Problem to work on -
Rewrite the text of every item below as a JSON list of strings, one string per line, with blank lines omitted and the pictures left out.

* * * * *

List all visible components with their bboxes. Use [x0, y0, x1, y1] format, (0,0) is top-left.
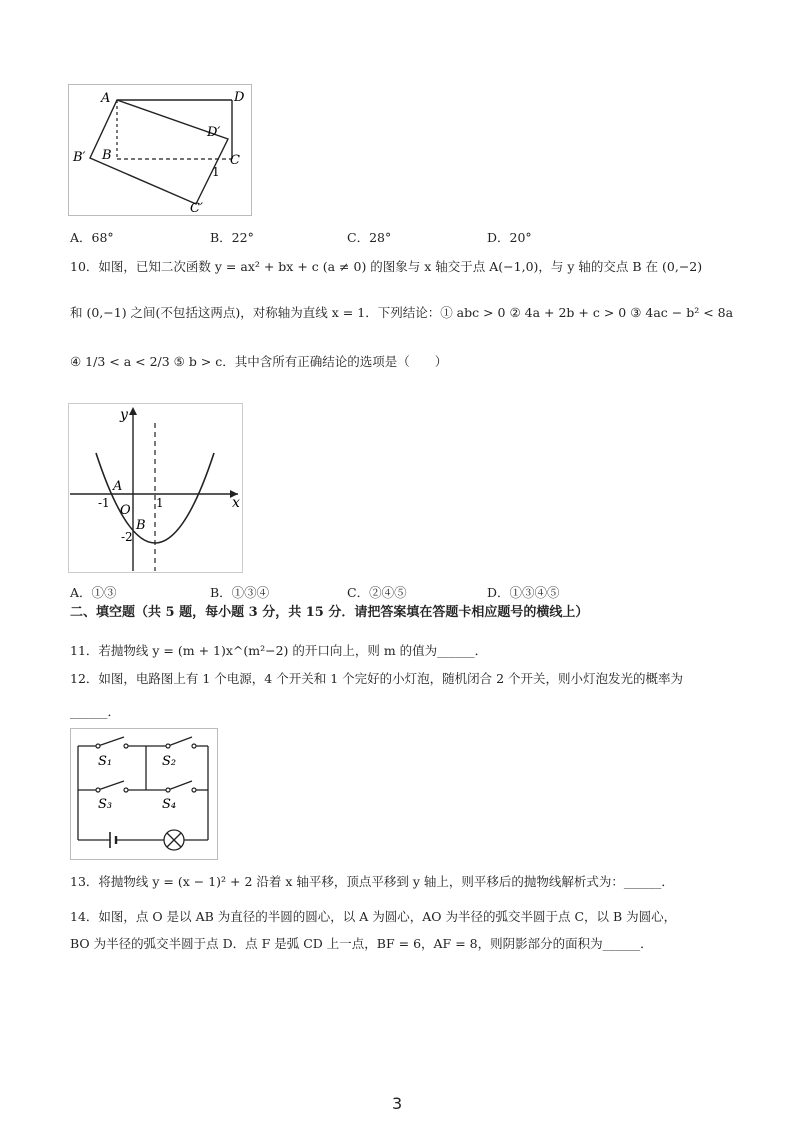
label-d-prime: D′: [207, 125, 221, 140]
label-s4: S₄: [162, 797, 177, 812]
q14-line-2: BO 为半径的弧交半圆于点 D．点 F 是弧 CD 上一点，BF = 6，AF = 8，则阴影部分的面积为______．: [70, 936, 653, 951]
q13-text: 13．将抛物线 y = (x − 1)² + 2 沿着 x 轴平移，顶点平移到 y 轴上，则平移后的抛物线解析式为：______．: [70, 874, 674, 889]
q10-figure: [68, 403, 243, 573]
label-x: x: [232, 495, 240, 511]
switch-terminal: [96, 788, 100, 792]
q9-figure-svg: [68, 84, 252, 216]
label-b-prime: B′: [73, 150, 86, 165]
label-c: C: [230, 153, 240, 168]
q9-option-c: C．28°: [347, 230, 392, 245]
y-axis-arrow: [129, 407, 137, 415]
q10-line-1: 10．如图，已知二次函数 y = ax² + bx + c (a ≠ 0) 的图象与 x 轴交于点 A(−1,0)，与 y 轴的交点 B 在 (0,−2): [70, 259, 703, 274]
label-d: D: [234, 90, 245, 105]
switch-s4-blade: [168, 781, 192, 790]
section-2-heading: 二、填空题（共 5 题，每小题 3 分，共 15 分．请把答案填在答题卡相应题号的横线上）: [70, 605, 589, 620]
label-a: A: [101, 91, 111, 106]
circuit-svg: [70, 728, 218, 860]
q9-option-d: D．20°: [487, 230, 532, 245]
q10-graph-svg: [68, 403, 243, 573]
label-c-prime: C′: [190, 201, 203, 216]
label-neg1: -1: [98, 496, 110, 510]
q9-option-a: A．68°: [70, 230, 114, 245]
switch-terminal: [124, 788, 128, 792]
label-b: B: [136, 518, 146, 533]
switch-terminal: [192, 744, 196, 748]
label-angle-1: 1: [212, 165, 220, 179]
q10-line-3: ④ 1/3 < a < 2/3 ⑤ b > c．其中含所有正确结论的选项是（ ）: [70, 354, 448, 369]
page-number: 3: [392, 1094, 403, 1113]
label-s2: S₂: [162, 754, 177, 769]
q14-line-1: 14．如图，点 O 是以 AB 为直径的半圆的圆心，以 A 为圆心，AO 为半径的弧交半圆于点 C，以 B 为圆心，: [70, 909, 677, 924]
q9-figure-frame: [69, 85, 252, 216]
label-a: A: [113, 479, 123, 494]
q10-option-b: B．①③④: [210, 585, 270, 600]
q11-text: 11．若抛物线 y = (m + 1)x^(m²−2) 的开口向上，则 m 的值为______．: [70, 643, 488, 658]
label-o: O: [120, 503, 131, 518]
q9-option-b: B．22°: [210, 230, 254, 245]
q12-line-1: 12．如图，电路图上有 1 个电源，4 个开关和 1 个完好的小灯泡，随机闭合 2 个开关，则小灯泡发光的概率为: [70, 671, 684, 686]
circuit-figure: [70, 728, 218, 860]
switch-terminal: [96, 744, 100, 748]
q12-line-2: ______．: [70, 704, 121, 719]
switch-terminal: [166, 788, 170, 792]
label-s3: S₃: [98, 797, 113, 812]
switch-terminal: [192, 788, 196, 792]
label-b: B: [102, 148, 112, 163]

* * * * *

Solution -
[
  "List all visible components with their bboxes. Use [x0, y0, x1, y1] format, (0,0) is top-left.",
  "label-d-prime: D′: [207, 125, 221, 140]",
  "label-s4: S₄: [162, 797, 177, 812]",
  "q14-line-2: BO 为半径的弧交半圆于点 D．点 F 是弧 CD 上一点，BF = 6，AF = 8，则阴影部分的面积为______．: [70, 936, 653, 951]",
  "q13-text: 13．将抛物线 y = (x − 1)² + 2 沿着 x 轴平移，顶点平移到 y 轴上，则平移后的抛物线解析式为：______．: [70, 874, 674, 889]",
  "q10-figure: [68, 403, 243, 573]",
  "label-x: x: [232, 495, 240, 511]",
  "switch-terminal: [96, 788, 100, 792]",
  "q9-figure-svg: [68, 84, 252, 216]",
  "label-b-prime: B′: [73, 150, 86, 165]",
  "label-c: C: [230, 153, 240, 168]",
  "q9-option-c: C．28°: [347, 230, 392, 245]",
  "y-axis-arrow: [129, 407, 137, 415]",
  "q10-line-1: 10．如图，已知二次函数 y = ax² + bx + c (a ≠ 0) 的图象与 x 轴交于点 A(−1,0)，与 y 轴的交点 B 在 (0,−2): [70, 259, 703, 274]",
  "label-d: D: [234, 90, 245, 105]",
  "switch-s4-blade: [168, 781, 192, 790]",
  "section-2-heading: 二、填空题（共 5 题，每小题 3 分，共 15 分．请把答案填在答题卡相应题号的横线上）: [70, 605, 589, 620]",
  "label-a: A: [101, 91, 111, 106]",
  "circuit-svg: [70, 728, 218, 860]",
  "q9-option-d: D．20°: [487, 230, 532, 245]",
  "q10-graph-svg: [68, 403, 243, 573]",
  "label-c-prime: C′: [190, 201, 203, 216]",
  "label-neg1: -1: [98, 496, 110, 510]",
  "q9-option-a: A．68°: [70, 230, 114, 245]",
  "switch-terminal: [124, 788, 128, 792]",
  "label-b: B: [136, 518, 146, 533]",
  "switch-terminal: [192, 744, 196, 748]",
  "label-angle-1: 1: [212, 165, 220, 179]",
  "q10-line-3: ④ 1/3 < a < 2/3 ⑤ b > c．其中含所有正确结论的选项是（ ）: [70, 354, 448, 369]",
  "page-number: 3: [392, 1094, 403, 1113]",
  "label-s2: S₂: [162, 754, 177, 769]",
  "q14-line-1: 14．如图，点 O 是以 AB 为直径的半圆的圆心，以 A 为圆心，AO 为半径的弧交半圆于点 C，以 B 为圆心，: [70, 909, 677, 924]",
  "q9-figure-frame: [69, 85, 252, 216]",
  "label-a: A: [113, 479, 123, 494]",
  "q10-option-b: B．①③④: [210, 585, 270, 600]",
  "q11-text: 11．若抛物线 y = (m + 1)x^(m²−2) 的开口向上，则 m 的值为______．: [70, 643, 488, 658]",
  "label-o: O: [120, 503, 131, 518]",
  "q9-option-b: B．22°: [210, 230, 254, 245]",
  "q12-line-1: 12．如图，电路图上有 1 个电源，4 个开关和 1 个完好的小灯泡，随机闭合 2 个开关，则小灯泡发光的概率为: [70, 671, 684, 686]",
  "circuit-figure: [70, 728, 218, 860]",
  "switch-terminal: [96, 744, 100, 748]",
  "q12-line-2: ______．: [70, 704, 121, 719]",
  "switch-terminal: [166, 788, 170, 792]",
  "label-s3: S₃: [98, 797, 113, 812]",
  "switch-terminal: [192, 788, 196, 792]",
  "label-b: B: [102, 148, 112, 163]"
]